= TASK REQUIREMENTS =
Each entry below is to be duplicated verbatim.

───── RECORDS FOR THE EXERCISE

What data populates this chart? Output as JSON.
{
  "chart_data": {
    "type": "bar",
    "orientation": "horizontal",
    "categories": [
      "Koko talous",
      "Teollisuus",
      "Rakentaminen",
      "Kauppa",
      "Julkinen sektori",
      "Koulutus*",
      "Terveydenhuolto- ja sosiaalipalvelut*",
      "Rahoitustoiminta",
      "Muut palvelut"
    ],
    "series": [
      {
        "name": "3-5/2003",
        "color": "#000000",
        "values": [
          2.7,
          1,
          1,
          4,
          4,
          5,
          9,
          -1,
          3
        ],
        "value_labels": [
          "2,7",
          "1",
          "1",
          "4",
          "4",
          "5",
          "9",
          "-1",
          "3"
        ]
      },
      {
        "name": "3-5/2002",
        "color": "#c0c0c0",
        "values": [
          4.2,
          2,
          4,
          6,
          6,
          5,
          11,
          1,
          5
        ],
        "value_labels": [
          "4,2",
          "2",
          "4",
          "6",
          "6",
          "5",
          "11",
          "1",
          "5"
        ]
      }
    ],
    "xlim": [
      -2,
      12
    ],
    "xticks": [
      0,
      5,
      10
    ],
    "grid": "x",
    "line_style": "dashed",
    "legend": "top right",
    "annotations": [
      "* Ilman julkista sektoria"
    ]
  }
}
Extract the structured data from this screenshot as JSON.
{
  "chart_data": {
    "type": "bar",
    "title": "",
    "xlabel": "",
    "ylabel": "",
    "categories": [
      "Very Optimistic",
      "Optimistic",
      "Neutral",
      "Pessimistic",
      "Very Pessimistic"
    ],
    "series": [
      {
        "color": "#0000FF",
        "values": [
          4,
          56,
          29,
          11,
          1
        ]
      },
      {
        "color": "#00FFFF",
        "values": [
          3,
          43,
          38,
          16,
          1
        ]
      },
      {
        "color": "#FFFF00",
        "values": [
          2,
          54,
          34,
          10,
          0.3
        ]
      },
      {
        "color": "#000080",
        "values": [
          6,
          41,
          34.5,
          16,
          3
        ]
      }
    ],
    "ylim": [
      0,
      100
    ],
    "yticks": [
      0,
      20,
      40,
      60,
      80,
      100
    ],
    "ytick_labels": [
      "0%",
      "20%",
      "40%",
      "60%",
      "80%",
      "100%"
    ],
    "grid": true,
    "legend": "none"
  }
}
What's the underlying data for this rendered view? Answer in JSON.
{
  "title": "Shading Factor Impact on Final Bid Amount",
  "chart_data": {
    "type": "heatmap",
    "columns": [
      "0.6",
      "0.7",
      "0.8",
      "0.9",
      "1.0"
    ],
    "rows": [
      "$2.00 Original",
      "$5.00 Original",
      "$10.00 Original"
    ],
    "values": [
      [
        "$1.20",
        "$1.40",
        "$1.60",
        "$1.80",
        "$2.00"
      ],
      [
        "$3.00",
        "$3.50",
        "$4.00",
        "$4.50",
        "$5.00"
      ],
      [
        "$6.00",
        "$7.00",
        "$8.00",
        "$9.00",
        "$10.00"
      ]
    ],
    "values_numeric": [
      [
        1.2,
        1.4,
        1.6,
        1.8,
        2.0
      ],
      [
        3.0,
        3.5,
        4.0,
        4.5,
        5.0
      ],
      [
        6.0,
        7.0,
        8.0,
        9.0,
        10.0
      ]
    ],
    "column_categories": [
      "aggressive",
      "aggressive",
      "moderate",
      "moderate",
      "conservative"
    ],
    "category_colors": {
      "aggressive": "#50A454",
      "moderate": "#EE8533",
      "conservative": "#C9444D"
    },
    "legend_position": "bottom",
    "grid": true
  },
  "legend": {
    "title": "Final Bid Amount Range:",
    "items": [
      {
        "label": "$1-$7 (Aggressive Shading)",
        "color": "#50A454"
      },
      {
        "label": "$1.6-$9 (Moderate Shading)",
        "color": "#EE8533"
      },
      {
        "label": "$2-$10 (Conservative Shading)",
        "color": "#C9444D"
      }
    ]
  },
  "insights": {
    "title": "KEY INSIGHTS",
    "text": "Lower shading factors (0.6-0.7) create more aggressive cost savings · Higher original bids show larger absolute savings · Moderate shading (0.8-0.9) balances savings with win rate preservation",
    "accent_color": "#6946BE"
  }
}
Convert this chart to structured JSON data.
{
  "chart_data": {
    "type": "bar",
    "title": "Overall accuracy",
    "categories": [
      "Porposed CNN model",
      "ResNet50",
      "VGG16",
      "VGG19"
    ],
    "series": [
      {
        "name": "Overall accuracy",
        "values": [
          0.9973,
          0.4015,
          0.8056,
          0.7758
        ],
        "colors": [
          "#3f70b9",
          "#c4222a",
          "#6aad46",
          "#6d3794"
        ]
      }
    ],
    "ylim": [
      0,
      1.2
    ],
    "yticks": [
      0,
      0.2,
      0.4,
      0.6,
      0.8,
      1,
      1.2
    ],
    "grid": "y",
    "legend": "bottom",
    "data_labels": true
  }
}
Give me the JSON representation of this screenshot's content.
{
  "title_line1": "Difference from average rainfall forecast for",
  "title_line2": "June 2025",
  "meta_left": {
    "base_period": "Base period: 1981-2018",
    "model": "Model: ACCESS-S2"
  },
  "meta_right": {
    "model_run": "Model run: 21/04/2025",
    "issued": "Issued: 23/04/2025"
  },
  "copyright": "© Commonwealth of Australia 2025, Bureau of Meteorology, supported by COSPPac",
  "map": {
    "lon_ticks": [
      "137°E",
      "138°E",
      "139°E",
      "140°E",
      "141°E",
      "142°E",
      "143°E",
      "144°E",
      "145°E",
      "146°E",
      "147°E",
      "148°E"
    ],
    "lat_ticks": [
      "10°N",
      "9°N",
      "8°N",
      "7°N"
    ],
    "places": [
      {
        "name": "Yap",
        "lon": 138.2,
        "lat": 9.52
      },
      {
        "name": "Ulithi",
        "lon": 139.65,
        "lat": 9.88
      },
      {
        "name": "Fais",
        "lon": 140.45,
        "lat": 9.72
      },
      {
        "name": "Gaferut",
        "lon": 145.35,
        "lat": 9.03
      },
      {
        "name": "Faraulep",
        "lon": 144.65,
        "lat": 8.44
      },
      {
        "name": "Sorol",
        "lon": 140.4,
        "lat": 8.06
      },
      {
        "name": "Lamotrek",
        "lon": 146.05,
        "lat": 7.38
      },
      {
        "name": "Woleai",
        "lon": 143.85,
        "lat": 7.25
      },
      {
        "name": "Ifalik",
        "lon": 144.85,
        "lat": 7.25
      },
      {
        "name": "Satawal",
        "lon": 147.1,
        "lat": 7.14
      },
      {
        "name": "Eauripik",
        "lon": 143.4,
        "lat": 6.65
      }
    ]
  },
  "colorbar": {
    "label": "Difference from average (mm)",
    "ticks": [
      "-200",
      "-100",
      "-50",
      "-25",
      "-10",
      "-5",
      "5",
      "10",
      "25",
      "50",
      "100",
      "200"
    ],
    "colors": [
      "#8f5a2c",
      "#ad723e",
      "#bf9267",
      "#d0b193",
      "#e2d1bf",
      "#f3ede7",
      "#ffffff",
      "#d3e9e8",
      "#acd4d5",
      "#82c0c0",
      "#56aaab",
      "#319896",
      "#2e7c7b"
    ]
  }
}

──────────

= WRITTEN ANSWER =
What data populates this chart? Output as JSON.
{
  "chart_data": {
    "type": "bar",
    "orientation": "horizontal",
    "categories": [
      "Koko talous",
      "Teollisuus",
      "Rakentaminen",
      "Kauppa",
      "Julkinen sektori",
      "Koulutus*",
      "Terveydenhuolto- ja sosiaalipalvelut*",
      "Rahoitustoiminta",
      "Muut palvelut"
    ],
    "series": [
      {
        "name": "3-5/2003",
        "color": "#000000",
        "values": [
          2.7,
          1,
          1,
          4,
          4,
          5,
          9,
          -1,
          3
        ],
        "value_labels": [
          "2,7",
          "1",
          "1",
          "4",
          "4",
          "5",
          "9",
          "-1",
          "3"
        ]
      },
      {
        "name": "3-5/2002",
        "color": "#c0c0c0",
        "values": [
          4.2,
          2,
          4,
          6,
          6,
          5,
          11,
          1,
          5
        ],
        "value_labels": [
          "4,2",
          "2",
          "4",
          "6",
          "6",
          "5",
          "11",
          "1",
          "5"
        ]
      }
    ],
    "xlim": [
      -2,
      12
    ],
    "xticks": [
      0,
      5,
      10
    ],
    "grid": "x",
    "line_style": "dashed",
    "legend": "top right",
    "annotations": [
      "* Ilman julkista sektoria"
    ]
  }
}
Extract the structured data from this screenshot as JSON.
{
  "chart_data": {
    "type": "bar",
    "title": "",
    "xlabel": "",
    "ylabel": "",
    "categories": [
      "Very Optimistic",
      "Optimistic",
      "Neutral",
      "Pessimistic",
      "Very Pessimistic"
    ],
    "series": [
      {
        "color": "#0000FF",
        "values": [
          4,
          56,
          29,
          11,
          1
        ]
      },
      {
        "color": "#00FFFF",
        "values": [
          3,
          43,
          38,
          16,
          1
        ]
      },
      {
        "color": "#FFFF00",
        "values": [
          2,
          54,
          34,
          10,
          0.3
        ]
      },
      {
        "color": "#000080",
        "values": [
          6,
          41,
          34.5,
          16,
          3
        ]
      }
    ],
    "ylim": [
      0,
      100
    ],
    "yticks": [
      0,
      20,
      40,
      60,
      80,
      100
    ],
    "ytick_labels": [
      "0%",
      "20%",
      "40%",
      "60%",
      "80%",
      "100%"
    ],
    "grid": true,
    "legend": "none"
  }
}
What's the underlying data for this rendered view? Answer in JSON.
{
  "title": "Shading Factor Impact on Final Bid Amount",
  "chart_data": {
    "type": "heatmap",
    "columns": [
      "0.6",
      "0.7",
      "0.8",
      "0.9",
      "1.0"
    ],
    "rows": [
      "$2.00 Original",
      "$5.00 Original",
      "$10.00 Original"
    ],
    "values": [
      [
        "$1.20",
        "$1.40",
        "$1.60",
        "$1.80",
        "$2.00"
      ],
      [
        "$3.00",
        "$3.50",
        "$4.00",
        "$4.50",
        "$5.00"
      ],
      [
        "$6.00",
        "$7.00",
        "$8.00",
        "$9.00",
        "$10.00"
      ]
    ],
    "values_numeric": [
      [
        1.2,
        1.4,
        1.6,
        1.8,
        2.0
      ],
      [
        3.0,
        3.5,
        4.0,
        4.5,
        5.0
      ],
      [
        6.0,
        7.0,
        8.0,
        9.0,
        10.0
      ]
    ],
    "column_categories": [
      "aggressive",
      "aggressive",
      "moderate",
      "moderate",
      "conservative"
    ],
    "category_colors": {
      "aggressive": "#50A454",
      "moderate": "#EE8533",
      "conservative": "#C9444D"
    },
    "legend_position": "bottom",
    "grid": true
  },
  "legend": {
    "title": "Final Bid Amount Range:",
    "items": [
      {
        "label": "$1-$7 (Aggressive Shading)",
        "color": "#50A454"
      },
      {
        "label": "$1.6-$9 (Moderate Shading)",
        "color": "#EE8533"
      },
      {
        "label": "$2-$10 (Conservative Shading)",
        "color": "#C9444D"
      }
    ]
  },
  "insights": {
    "title": "KEY INSIGHTS",
    "text": "Lower shading factors (0.6-0.7) create more aggressive cost savings · Higher original bids show larger absolute savings · Moderate shading (0.8-0.9) balances savings with win rate preservation",
    "accent_color": "#6946BE"
  }
}
Convert this chart to structured JSON data.
{
  "chart_data": {
    "type": "bar",
    "title": "Overall accuracy",
    "categories": [
      "Porposed CNN model",
      "ResNet50",
      "VGG16",
      "VGG19"
    ],
    "series": [
      {
        "name": "Overall accuracy",
        "values": [
          0.9973,
          0.4015,
          0.8056,
          0.7758
        ],
        "colors": [
          "#3f70b9",
          "#c4222a",
          "#6aad46",
          "#6d3794"
        ]
      }
    ],
    "ylim": [
      0,
      1.2
    ],
    "yticks": [
      0,
      0.2,
      0.4,
      0.6,
      0.8,
      1,
      1.2
    ],
    "grid": "y",
    "legend": "bottom",
    "data_labels": true
  }
}
Give me the JSON representation of this screenshot's content.
{
  "title_line1": "Difference from average rainfall forecast for",
  "title_line2": "June 2025",
  "meta_left": {
    "base_period": "Base period: 1981-2018",
    "model": "Model: ACCESS-S2"
  },
  "meta_right": {
    "model_run": "Model run: 21/04/2025",
    "issued": "Issued: 23/04/2025"
  },
  "copyright": "© Commonwealth of Australia 2025, Bureau of Meteorology, supported by COSPPac",
  "map": {
    "lon_ticks": [
      "137°E",
      "138°E",
      "139°E",
      "140°E",
      "141°E",
      "142°E",
      "143°E",
      "144°E",
      "145°E",
      "146°E",
      "147°E",
      "148°E"
    ],
    "lat_ticks": [
      "10°N",
      "9°N",
      "8°N",
      "7°N"
    ],
    "places": [
      {
        "name": "Yap",
        "lon": 138.2,
        "lat": 9.52
      },
      {
        "name": "Ulithi",
        "lon": 139.65,
        "lat": 9.88
      },
      {
        "name": "Fais",
        "lon": 140.45,
        "lat": 9.72
      },
      {
        "name": "Gaferut",
        "lon": 145.35,
        "lat": 9.03
      },
      {
        "name": "Faraulep",
        "lon": 144.65,
        "lat": 8.44
      },
      {
        "name": "Sorol",
        "lon": 140.4,
        "lat": 8.06
      },
      {
        "name": "Lamotrek",
        "lon": 146.05,
        "lat": 7.38
      },
      {
        "name": "Woleai",
        "lon": 143.85,
        "lat": 7.25
      },
      {
        "name": "Ifalik",
        "lon": 144.85,
        "lat": 7.25
      },
      {
        "name": "Satawal",
        "lon": 147.1,
        "lat": 7.14
      },
      {
        "name": "Eauripik",
        "lon": 143.4,
        "lat": 6.65
      }
    ]
  },
  "colorbar": {
    "label": "Difference from average (mm)",
    "ticks": [
      "-200",
      "-100",
      "-50",
      "-25",
      "-10",
      "-5",
      "5",
      "10",
      "25",
      "50",
      "100",
      "200"
    ],
    "colors": [
      "#8f5a2c",
      "#ad723e",
      "#bf9267",
      "#d0b193",
      "#e2d1bf",
      "#f3ede7",
      "#ffffff",
      "#d3e9e8",
      "#acd4d5",
      "#82c0c0",
      "#56aaab",
      "#319896",
      "#2e7c7b"
    ]
  }
}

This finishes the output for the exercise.